- **GOAL**
Reproduce the records below in full and word for word, excluding pictures.

- **RECORDS SUPPLIED**
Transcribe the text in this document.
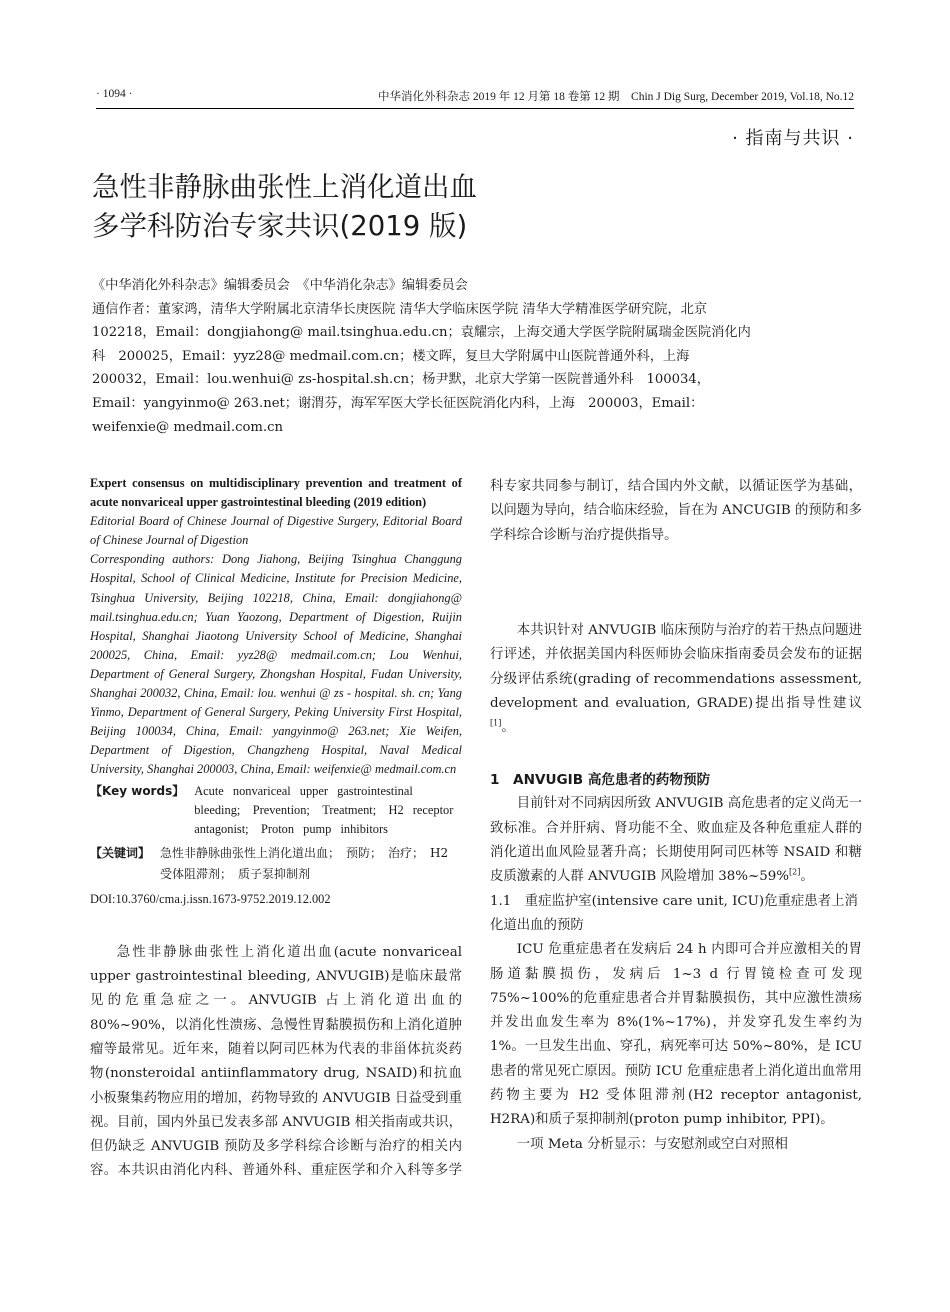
· 1094 ·	中华消化外科杂志 2019 年 12 月第 18 卷第 12 期　Chin J Dig Surg, December 2019, Vol.18, No.12
· 指南与共识 ·
急性非静脉曲张性上消化道出血
多学科防治专家共识(2019 版)

《中华消化外科杂志》编辑委员会　《中华消化杂志》编辑委员会

通信作者：董家鸿，清华大学附属北京清华长庚医院 清华大学临床医学院 清华大学精准医学研究院，北京　102218，Email：dongjiahong@ mail.tsinghua.edu.cn；袁耀宗，上海交通大学医学院附属瑞金医院消化内科　200025，Email：yyz28@ medmail.com.cn；楼文晖，复旦大学附属中山医院普通外科，上海　200032，Email：lou.wenhui@ zs-hospital.sh.cn；杨尹默，北京大学第一医院普通外科　100034，Email：yangyinmo@ 263.net；谢渭芬，海军军医大学长征医院消化内科，上海　200003，Email：weifenxie@ medmail.com.cn

Expert consensus on multidisciplinary prevention and treatment of acute nonvariceal upper gastrointestinal bleeding (2019 edition)

Editorial Board of Chinese Journal of Digestive Surgery, Editorial Board of Chinese Journal of Digestion

Corresponding authors: Dong Jiahong, Beijing Tsinghua Changgung Hospital, School of Clinical Medicine, Institute for Precision Medicine, Tsinghua University, Beijing 102218, China, Email: dongjiahong@ mail.tsinghua.edu.cn; Yuan Yaozong, Department of Digestion, Ruijin Hospital, Shanghai Jiaotong University School of Medicine, Shanghai 200025, China, Email: yyz28@ medmail.com.cn; Lou Wenhui, Department of General Surgery, Zhongshan Hospital, Fudan University, Shanghai 200032, China, Email: lou. wenhui @ zs - hospital. sh. cn; Yang Yinmo, Department of General Surgery, Peking University First Hospital, Beijing 100034, China, Email: yangyinmo@ 263.net; Xie Weifen, Department of Digestion, Changzheng Hospital, Naval Medical University, Shanghai 200003, China, Email: weifenxie@ medmail.com.cn

【Key words】 Acute nonvariceal upper gastrointestinal bleeding;　Prevention;　Treatment;　H2 receptor antagonist;　Proton pump inhibitors
【关键词】 急性非静脉曲张性上消化道出血；　预防；　治疗；　H2 受体阻滞剂；　质子泵抑制剂
DOI:10.3760/cma.j.issn.1673-9752.2019.12.002

急性非静脉曲张性上消化道出血(acute nonvariceal upper gastrointestinal bleeding, ANVUGIB)是临床最常见的危重急症之一。ANVUGIB 占上消化道出血的 80%~90%，以消化性溃疡、急慢性胃黏膜损伤和上消化道肿瘤等最常见。近年来，随着以阿司匹林为代表的非甾体抗炎药物(nonsteroidal antiinflammatory drug, NSAID)和抗血小板聚集药物应用的增加，药物导致的 ANVUGIB 日益受到重视。目前，国内外虽已发表多部 ANVUGIB 相关指南或共识，但仍缺乏 ANVUGIB 预防及多学科综合诊断与治疗的相关内容。本共识由消化内科、普通外科、重症医学和介入科等多学

科专家共同参与制订，结合国内外文献，以循证医学为基础，以问题为导向，结合临床经验，旨在为 ANCUGIB 的预防和多学科综合诊断与治疗提供指导。

本共识针对 ANVUGIB 临床预防与治疗的若干热点问题进行评述，并依据美国内科医师协会临床指南委员会发布的证据分级评估系统(grading of recommendations assessment, development and evaluation, GRADE)提出指导性建议[1]。

1　ANVUGIB 高危患者的药物预防

目前针对不同病因所致 ANVUGIB 高危患者的定义尚无一致标准。合并肝病、肾功能不全、败血症及各种危重症人群的消化道出血风险显著升高；长期使用阿司匹林等 NSAID 和糖皮质激素的人群 ANVUGIB 风险增加 38%~59%[2]。

1.1　重症监护室(intensive care unit, ICU)危重症患者上消化道出血的预防

ICU 危重症患者在发病后 24 h 内即可合并应激相关的胃肠道黏膜损伤，发病后 1~3 d 行胃镜检查可发现 75%~100%的危重症患者合并胃黏膜损伤，其中应激性溃疡并发出血发生率为 8%(1%~17%)，并发穿孔发生率约为 1%。一旦发生出血、穿孔，病死率可达 50%~80%，是 ICU 患者的常见死亡原因。预防 ICU 危重症患者上消化道出血常用药物主要为 H2 受体阻滞剂(H2 receptor antagonist, H2RA)和质子泵抑制剂(proton pump inhibitor, PPI)。

一项 Meta 分析显示：与安慰剂或空白对照相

- **EXERCISE RESPONSE**
Transcribe the text in this document.
· 1094 ·	中华消化外科杂志 2019 年 12 月第 18 卷第 12 期　Chin J Dig Surg, December 2019, Vol.18, No.12
· 指南与共识 ·
急性非静脉曲张性上消化道出血
多学科防治专家共识(2019 版)

《中华消化外科杂志》编辑委员会　《中华消化杂志》编辑委员会

通信作者：董家鸿，清华大学附属北京清华长庚医院 清华大学临床医学院 清华大学精准医学研究院，北京　102218，Email：dongjiahong@ mail.tsinghua.edu.cn；袁耀宗，上海交通大学医学院附属瑞金医院消化内科　200025，Email：yyz28@ medmail.com.cn；楼文晖，复旦大学附属中山医院普通外科，上海　200032，Email：lou.wenhui@ zs-hospital.sh.cn；杨尹默，北京大学第一医院普通外科　100034，Email：yangyinmo@ 263.net；谢渭芬，海军军医大学长征医院消化内科，上海　200003，Email：weifenxie@ medmail.com.cn

Expert consensus on multidisciplinary prevention and treatment of acute nonvariceal upper gastrointestinal bleeding (2019 edition)

Editorial Board of Chinese Journal of Digestive Surgery, Editorial Board of Chinese Journal of Digestion

Corresponding authors: Dong Jiahong, Beijing Tsinghua Changgung Hospital, School of Clinical Medicine, Institute for Precision Medicine, Tsinghua University, Beijing 102218, China, Email: dongjiahong@ mail.tsinghua.edu.cn; Yuan Yaozong, Department of Digestion, Ruijin Hospital, Shanghai Jiaotong University School of Medicine, Shanghai 200025, China, Email: yyz28@ medmail.com.cn; Lou Wenhui, Department of General Surgery, Zhongshan Hospital, Fudan University, Shanghai 200032, China, Email: lou. wenhui @ zs - hospital. sh. cn; Yang Yinmo, Department of General Surgery, Peking University First Hospital, Beijing 100034, China, Email: yangyinmo@ 263.net; Xie Weifen, Department of Digestion, Changzheng Hospital, Naval Medical University, Shanghai 200003, China, Email: weifenxie@ medmail.com.cn

【Key words】 Acute nonvariceal upper gastrointestinal bleeding;　Prevention;　Treatment;　H2 receptor antagonist;　Proton pump inhibitors
【关键词】 急性非静脉曲张性上消化道出血；　预防；　治疗；　H2 受体阻滞剂；　质子泵抑制剂
DOI:10.3760/cma.j.issn.1673-9752.2019.12.002

急性非静脉曲张性上消化道出血(acute nonvariceal upper gastrointestinal bleeding, ANVUGIB)是临床最常见的危重急症之一。ANVUGIB 占上消化道出血的 80%~90%，以消化性溃疡、急慢性胃黏膜损伤和上消化道肿瘤等最常见。近年来，随着以阿司匹林为代表的非甾体抗炎药物(nonsteroidal antiinflammatory drug, NSAID)和抗血小板聚集药物应用的增加，药物导致的 ANVUGIB 日益受到重视。目前，国内外虽已发表多部 ANVUGIB 相关指南或共识，但仍缺乏 ANVUGIB 预防及多学科综合诊断与治疗的相关内容。本共识由消化内科、普通外科、重症医学和介入科等多学

科专家共同参与制订，结合国内外文献，以循证医学为基础，以问题为导向，结合临床经验，旨在为 ANCUGIB 的预防和多学科综合诊断与治疗提供指导。

本共识针对 ANVUGIB 临床预防与治疗的若干热点问题进行评述，并依据美国内科医师协会临床指南委员会发布的证据分级评估系统(grading of recommendations assessment, development and evaluation, GRADE)提出指导性建议[1]。

1　ANVUGIB 高危患者的药物预防

目前针对不同病因所致 ANVUGIB 高危患者的定义尚无一致标准。合并肝病、肾功能不全、败血症及各种危重症人群的消化道出血风险显著升高；长期使用阿司匹林等 NSAID 和糖皮质激素的人群 ANVUGIB 风险增加 38%~59%[2]。

1.1　重症监护室(intensive care unit, ICU)危重症患者上消化道出血的预防

ICU 危重症患者在发病后 24 h 内即可合并应激相关的胃肠道黏膜损伤，发病后 1~3 d 行胃镜检查可发现 75%~100%的危重症患者合并胃黏膜损伤，其中应激性溃疡并发出血发生率为 8%(1%~17%)，并发穿孔发生率约为 1%。一旦发生出血、穿孔，病死率可达 50%~80%，是 ICU 患者的常见死亡原因。预防 ICU 危重症患者上消化道出血常用药物主要为 H2 受体阻滞剂(H2 receptor antagonist, H2RA)和质子泵抑制剂(proton pump inhibitor, PPI)。

一项 Meta 分析显示：与安慰剂或空白对照相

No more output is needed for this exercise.